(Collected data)
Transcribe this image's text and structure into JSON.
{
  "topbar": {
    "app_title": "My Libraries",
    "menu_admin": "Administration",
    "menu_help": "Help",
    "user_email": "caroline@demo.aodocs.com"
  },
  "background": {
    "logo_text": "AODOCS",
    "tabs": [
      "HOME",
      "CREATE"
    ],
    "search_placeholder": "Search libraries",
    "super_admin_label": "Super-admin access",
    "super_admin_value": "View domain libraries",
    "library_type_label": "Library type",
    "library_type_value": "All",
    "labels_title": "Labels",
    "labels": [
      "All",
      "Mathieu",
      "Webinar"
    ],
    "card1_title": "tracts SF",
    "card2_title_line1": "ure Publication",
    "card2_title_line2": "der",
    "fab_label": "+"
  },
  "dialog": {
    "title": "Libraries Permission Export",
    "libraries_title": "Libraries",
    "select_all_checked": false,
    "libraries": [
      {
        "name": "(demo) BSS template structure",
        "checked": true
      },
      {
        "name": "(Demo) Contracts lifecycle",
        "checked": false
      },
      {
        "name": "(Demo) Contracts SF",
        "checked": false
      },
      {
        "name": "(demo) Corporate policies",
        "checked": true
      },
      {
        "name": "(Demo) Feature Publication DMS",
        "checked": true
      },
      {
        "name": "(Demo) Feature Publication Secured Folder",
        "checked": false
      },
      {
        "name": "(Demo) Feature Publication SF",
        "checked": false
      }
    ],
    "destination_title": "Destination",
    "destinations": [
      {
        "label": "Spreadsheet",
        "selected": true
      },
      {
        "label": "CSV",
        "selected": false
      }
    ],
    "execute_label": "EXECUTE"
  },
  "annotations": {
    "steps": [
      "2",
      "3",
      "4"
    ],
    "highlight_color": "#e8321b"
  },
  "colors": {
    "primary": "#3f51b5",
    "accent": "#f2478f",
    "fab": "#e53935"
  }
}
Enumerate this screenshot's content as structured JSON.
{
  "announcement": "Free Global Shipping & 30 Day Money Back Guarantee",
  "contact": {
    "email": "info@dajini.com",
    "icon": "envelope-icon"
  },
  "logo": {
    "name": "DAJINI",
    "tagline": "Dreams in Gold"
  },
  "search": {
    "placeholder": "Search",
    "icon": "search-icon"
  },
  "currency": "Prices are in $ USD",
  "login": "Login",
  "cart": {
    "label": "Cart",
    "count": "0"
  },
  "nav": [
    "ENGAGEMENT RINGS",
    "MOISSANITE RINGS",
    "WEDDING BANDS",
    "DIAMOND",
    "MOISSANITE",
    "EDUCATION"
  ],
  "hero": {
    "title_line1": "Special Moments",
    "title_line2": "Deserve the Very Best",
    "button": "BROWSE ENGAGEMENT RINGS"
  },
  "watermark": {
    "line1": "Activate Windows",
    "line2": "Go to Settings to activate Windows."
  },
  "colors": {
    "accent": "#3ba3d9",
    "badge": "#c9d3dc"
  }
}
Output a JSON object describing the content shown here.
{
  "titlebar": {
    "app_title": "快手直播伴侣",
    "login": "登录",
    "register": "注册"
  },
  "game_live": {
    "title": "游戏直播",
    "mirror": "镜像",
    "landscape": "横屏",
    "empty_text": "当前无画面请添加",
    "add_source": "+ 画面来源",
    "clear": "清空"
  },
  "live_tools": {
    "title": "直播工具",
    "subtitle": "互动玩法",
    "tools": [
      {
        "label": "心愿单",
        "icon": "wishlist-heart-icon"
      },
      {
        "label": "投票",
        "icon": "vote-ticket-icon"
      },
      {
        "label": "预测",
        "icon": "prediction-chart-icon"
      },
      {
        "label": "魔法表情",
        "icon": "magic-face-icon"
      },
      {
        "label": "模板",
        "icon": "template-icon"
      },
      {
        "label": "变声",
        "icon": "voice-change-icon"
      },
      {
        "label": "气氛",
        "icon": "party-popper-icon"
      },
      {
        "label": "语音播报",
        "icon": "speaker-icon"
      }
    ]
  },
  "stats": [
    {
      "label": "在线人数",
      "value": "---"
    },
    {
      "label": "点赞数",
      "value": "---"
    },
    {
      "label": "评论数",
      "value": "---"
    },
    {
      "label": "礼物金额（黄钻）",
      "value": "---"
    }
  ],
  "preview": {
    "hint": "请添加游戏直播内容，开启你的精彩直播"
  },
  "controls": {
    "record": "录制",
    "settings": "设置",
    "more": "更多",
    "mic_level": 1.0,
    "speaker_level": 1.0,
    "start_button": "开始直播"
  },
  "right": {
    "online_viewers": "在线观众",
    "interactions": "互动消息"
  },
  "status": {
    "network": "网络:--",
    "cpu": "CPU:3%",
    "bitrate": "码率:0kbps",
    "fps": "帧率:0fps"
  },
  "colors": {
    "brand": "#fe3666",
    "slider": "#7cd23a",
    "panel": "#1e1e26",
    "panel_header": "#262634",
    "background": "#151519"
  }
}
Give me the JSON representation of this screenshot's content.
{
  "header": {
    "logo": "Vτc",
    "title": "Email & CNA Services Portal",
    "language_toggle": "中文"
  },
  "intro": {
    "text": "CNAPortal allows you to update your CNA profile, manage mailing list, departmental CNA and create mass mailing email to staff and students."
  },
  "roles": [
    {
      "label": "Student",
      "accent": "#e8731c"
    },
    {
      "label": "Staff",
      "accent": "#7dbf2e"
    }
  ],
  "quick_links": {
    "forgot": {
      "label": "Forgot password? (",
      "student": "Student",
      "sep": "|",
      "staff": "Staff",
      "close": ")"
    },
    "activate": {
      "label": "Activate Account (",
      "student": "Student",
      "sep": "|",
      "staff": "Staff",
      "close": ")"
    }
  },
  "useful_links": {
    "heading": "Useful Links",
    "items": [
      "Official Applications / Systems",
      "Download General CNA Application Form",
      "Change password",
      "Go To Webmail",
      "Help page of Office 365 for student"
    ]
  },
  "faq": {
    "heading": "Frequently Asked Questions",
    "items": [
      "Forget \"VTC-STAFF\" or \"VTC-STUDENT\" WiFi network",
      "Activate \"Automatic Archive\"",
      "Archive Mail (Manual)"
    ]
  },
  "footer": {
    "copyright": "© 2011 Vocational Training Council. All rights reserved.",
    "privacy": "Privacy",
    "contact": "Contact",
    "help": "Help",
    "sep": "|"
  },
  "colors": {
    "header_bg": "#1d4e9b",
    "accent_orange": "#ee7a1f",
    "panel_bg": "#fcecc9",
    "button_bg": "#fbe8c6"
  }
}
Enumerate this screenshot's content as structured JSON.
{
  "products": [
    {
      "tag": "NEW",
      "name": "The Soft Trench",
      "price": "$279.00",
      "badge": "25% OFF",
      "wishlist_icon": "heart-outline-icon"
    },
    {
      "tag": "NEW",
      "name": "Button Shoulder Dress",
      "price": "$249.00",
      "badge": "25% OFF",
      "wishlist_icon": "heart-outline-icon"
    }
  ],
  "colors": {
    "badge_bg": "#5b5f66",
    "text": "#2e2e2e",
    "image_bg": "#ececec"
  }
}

**THE REQUEST**
Search the material above for "ENGAGEMENT". Pull out each line where it shows up.

**WRITTEN RESPONSE**
    "ENGAGEMENT RINGS",
    "button": "BROWSE ENGAGEMENT RINGS"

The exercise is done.